Given exercise
All of the material should be reproduced exactly, with pictures left out.

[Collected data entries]
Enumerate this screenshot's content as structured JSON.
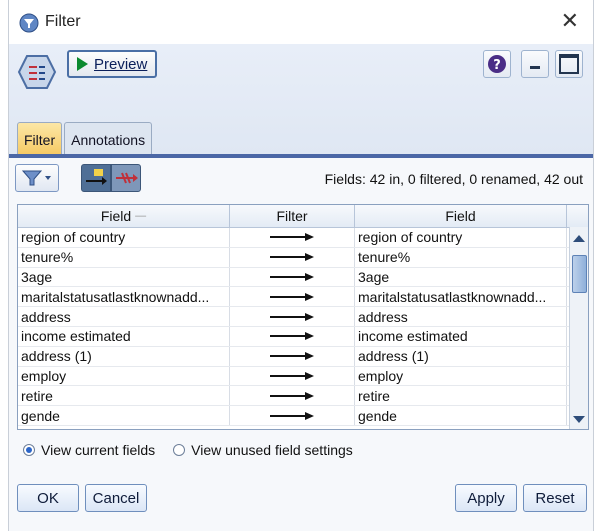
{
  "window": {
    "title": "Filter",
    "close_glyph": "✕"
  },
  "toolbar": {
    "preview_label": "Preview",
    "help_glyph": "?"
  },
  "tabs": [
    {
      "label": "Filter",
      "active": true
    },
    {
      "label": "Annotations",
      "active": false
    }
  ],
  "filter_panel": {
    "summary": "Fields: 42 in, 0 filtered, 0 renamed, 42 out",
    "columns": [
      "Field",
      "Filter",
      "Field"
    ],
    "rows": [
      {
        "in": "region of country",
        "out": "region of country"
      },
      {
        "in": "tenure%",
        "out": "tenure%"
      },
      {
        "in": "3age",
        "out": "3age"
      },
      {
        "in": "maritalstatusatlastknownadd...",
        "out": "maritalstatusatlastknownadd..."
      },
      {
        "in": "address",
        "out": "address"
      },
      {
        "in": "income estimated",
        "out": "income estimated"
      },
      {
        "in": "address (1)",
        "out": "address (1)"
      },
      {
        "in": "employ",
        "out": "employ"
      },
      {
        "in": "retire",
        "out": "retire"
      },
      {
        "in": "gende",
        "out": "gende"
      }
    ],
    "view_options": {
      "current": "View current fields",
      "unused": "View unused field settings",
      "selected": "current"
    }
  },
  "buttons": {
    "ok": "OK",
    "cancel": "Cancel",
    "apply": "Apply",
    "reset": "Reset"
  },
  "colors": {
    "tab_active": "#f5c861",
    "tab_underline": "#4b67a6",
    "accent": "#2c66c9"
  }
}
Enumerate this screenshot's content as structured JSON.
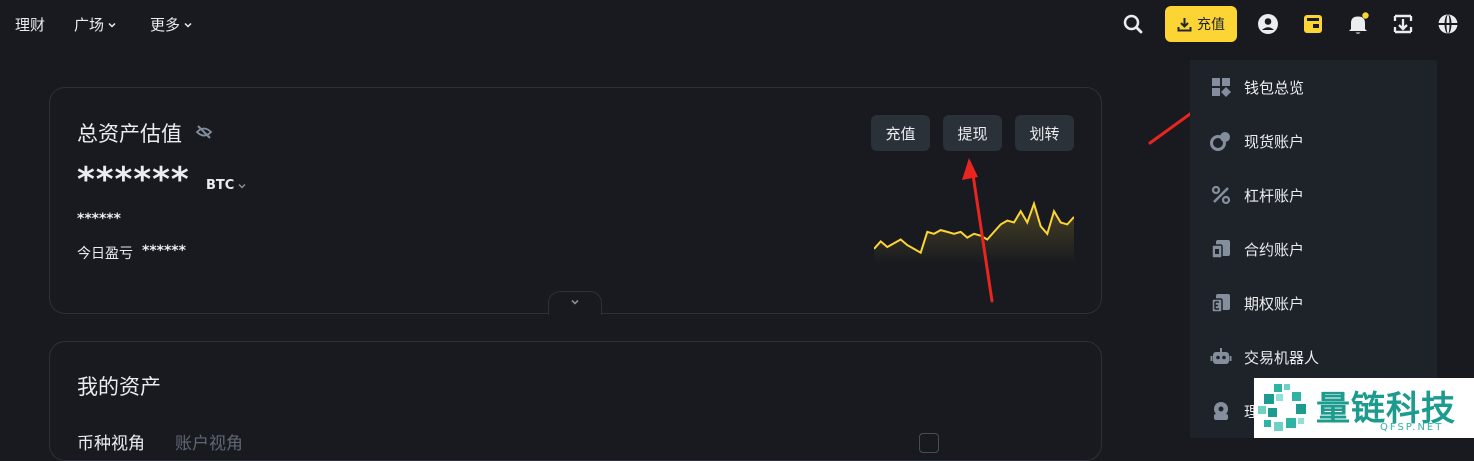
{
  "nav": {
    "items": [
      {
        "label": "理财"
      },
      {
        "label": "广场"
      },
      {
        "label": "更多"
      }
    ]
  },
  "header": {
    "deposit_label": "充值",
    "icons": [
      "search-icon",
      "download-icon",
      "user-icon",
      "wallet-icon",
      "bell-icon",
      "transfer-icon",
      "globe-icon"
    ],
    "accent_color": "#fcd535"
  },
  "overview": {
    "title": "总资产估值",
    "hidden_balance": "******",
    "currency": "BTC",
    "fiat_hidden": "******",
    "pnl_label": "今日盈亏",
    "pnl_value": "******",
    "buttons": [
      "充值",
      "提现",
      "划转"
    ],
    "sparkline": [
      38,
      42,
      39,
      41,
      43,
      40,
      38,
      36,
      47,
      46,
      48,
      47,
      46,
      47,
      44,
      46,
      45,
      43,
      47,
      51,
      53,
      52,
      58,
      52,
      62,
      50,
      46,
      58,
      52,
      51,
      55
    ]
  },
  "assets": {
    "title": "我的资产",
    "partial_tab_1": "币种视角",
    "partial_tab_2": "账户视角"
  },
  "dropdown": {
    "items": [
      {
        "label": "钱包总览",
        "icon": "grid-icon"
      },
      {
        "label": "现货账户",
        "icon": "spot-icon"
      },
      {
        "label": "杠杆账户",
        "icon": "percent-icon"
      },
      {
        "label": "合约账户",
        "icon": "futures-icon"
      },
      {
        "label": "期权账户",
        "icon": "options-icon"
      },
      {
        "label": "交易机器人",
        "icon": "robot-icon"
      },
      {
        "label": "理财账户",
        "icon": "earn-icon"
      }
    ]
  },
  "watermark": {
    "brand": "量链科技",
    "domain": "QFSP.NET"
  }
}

Response below
Enumerate this screenshot's content as structured JSON.
{
  "window": {
    "title": "Filter",
    "close_glyph": "✕"
  },
  "toolbar": {
    "preview_label": "Preview",
    "help_glyph": "?"
  },
  "tabs": [
    {
      "label": "Filter",
      "active": true
    },
    {
      "label": "Annotations",
      "active": false
    }
  ],
  "filter_panel": {
    "summary": "Fields: 42 in, 0 filtered, 0 renamed, 42 out",
    "columns": [
      "Field",
      "Filter",
      "Field"
    ],
    "rows": [
      {
        "in": "region of country",
        "out": "region of country"
      },
      {
        "in": "tenure%",
        "out": "tenure%"
      },
      {
        "in": "3age",
        "out": "3age"
      },
      {
        "in": "maritalstatusatlastknownadd...",
        "out": "maritalstatusatlastknownadd..."
      },
      {
        "in": "address",
        "out": "address"
      },
      {
        "in": "income estimated",
        "out": "income estimated"
      },
      {
        "in": "address (1)",
        "out": "address (1)"
      },
      {
        "in": "employ",
        "out": "employ"
      },
      {
        "in": "retire",
        "out": "retire"
      },
      {
        "in": "gende",
        "out": "gende"
      }
    ],
    "view_options": {
      "current": "View current fields",
      "unused": "View unused field settings",
      "selected": "current"
    }
  },
  "buttons": {
    "ok": "OK",
    "cancel": "Cancel",
    "apply": "Apply",
    "reset": "Reset"
  },
  "colors": {
    "tab_active": "#f5c861",
    "tab_underline": "#4b67a6",
    "accent": "#2c66c9"
  }
}
Enumerate this screenshot's content as structured JSON.
{
  "nav": {
    "items": [
      {
        "label": "理财"
      },
      {
        "label": "广场"
      },
      {
        "label": "更多"
      }
    ]
  },
  "header": {
    "deposit_label": "充值",
    "icons": [
      "search-icon",
      "download-icon",
      "user-icon",
      "wallet-icon",
      "bell-icon",
      "transfer-icon",
      "globe-icon"
    ],
    "accent_color": "#fcd535"
  },
  "overview": {
    "title": "总资产估值",
    "hidden_balance": "******",
    "currency": "BTC",
    "fiat_hidden": "******",
    "pnl_label": "今日盈亏",
    "pnl_value": "******",
    "buttons": [
      "充值",
      "提现",
      "划转"
    ],
    "sparkline": [
      38,
      42,
      39,
      41,
      43,
      40,
      38,
      36,
      47,
      46,
      48,
      47,
      46,
      47,
      44,
      46,
      45,
      43,
      47,
      51,
      53,
      52,
      58,
      52,
      62,
      50,
      46,
      58,
      52,
      51,
      55
    ]
  },
  "assets": {
    "title": "我的资产",
    "partial_tab_1": "币种视角",
    "partial_tab_2": "账户视角"
  },
  "dropdown": {
    "items": [
      {
        "label": "钱包总览",
        "icon": "grid-icon"
      },
      {
        "label": "现货账户",
        "icon": "spot-icon"
      },
      {
        "label": "杠杆账户",
        "icon": "percent-icon"
      },
      {
        "label": "合约账户",
        "icon": "futures-icon"
      },
      {
        "label": "期权账户",
        "icon": "options-icon"
      },
      {
        "label": "交易机器人",
        "icon": "robot-icon"
      },
      {
        "label": "理财账户",
        "icon": "earn-icon"
      }
    ]
  },
  "watermark": {
    "brand": "量链科技",
    "domain": "QFSP.NET"
  }
}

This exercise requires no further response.